Problem statement: Omit all images, then return the remaining material exactly as it stands.

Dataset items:
—————

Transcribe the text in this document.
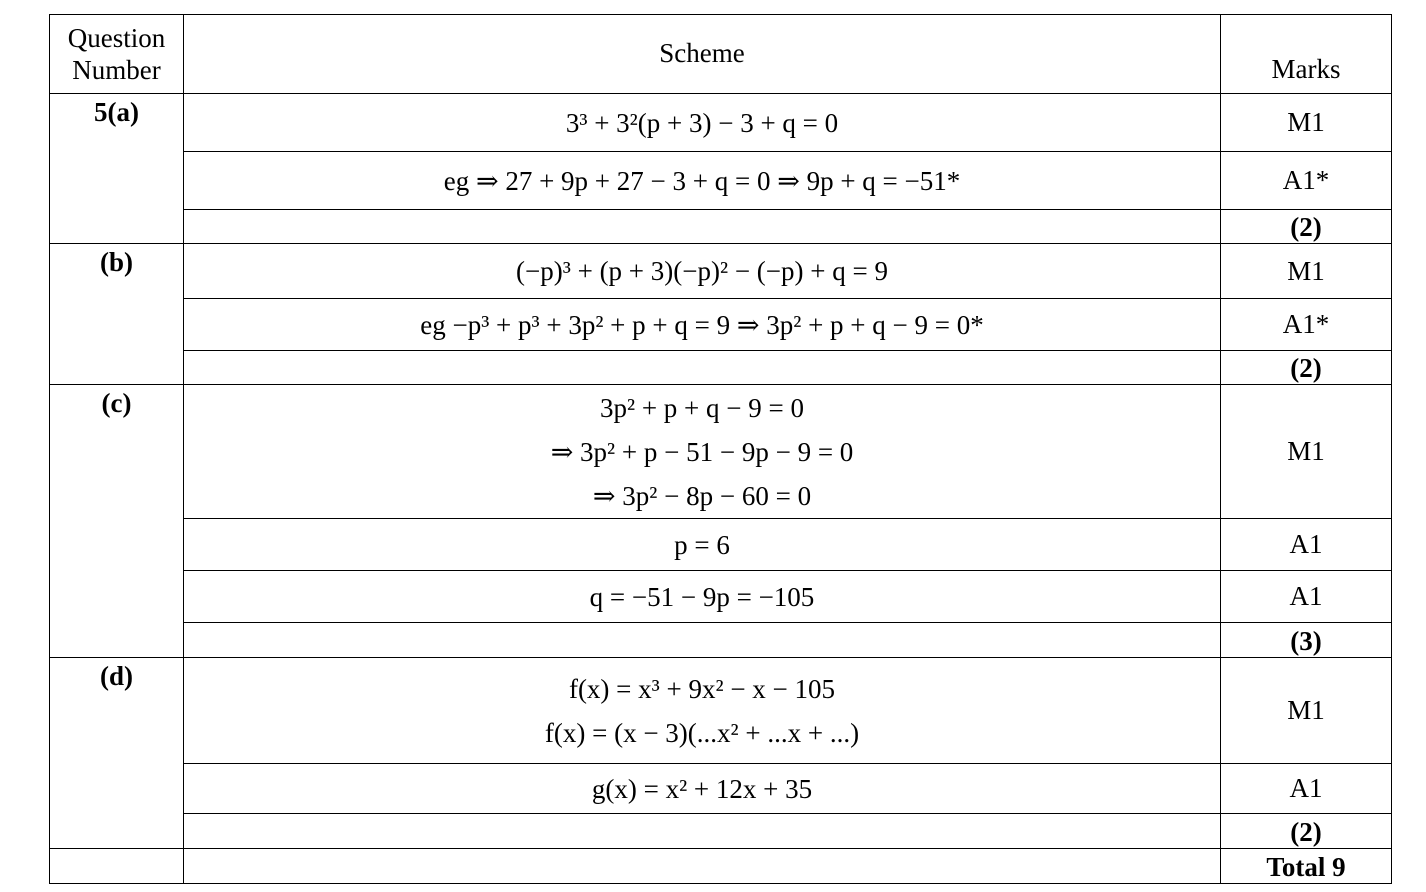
Question
Number	Scheme	Marks
5(a)	3³ + 3²(p + 3) − 3 + q = 0	M1

	eg ⇒ 27 + 9p + 27 − 3 + q = 0 ⇒ 9p + q = −51*	A1*
		(2)
(b)	(−p)³ + (p + 3)(−p)² − (−p) + q = 9	M1

	eg −p³ + p³ + 3p² + p + q = 9 ⇒ 3p² + p + q − 9 = 0*	A1*
		(2)
(c)	3p² + p + q − 9 = 0
⇒ 3p² + p − 51 − 9p − 9 = 0
⇒ 3p² − 8p − 60 = 0	M1

	p = 6	A1

	q = −51 − 9p = −105	A1
		(3)
(d)	f(x) = x³ + 9x² − x − 105
f(x) = (x − 3)(...x² + ...x + ...)	M1

	g(x) = x² + 12x + 35	A1
		(2)
		Total 9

—————

Final result:
Transcribe the text in this document.
Question
Number	Scheme	Marks
5(a)	3³ + 3²(p + 3) − 3 + q = 0	M1

	eg ⇒ 27 + 9p + 27 − 3 + q = 0 ⇒ 9p + q = −51*	A1*
		(2)
(b)	(−p)³ + (p + 3)(−p)² − (−p) + q = 9	M1

	eg −p³ + p³ + 3p² + p + q = 9 ⇒ 3p² + p + q − 9 = 0*	A1*
		(2)
(c)	3p² + p + q − 9 = 0
⇒ 3p² + p − 51 − 9p − 9 = 0
⇒ 3p² − 8p − 60 = 0	M1

	p = 6	A1

	q = −51 − 9p = −105	A1
		(3)
(d)	f(x) = x³ + 9x² − x − 105
f(x) = (x − 3)(...x² + ...x + ...)	M1

	g(x) = x² + 12x + 35	A1
		(2)
		Total 9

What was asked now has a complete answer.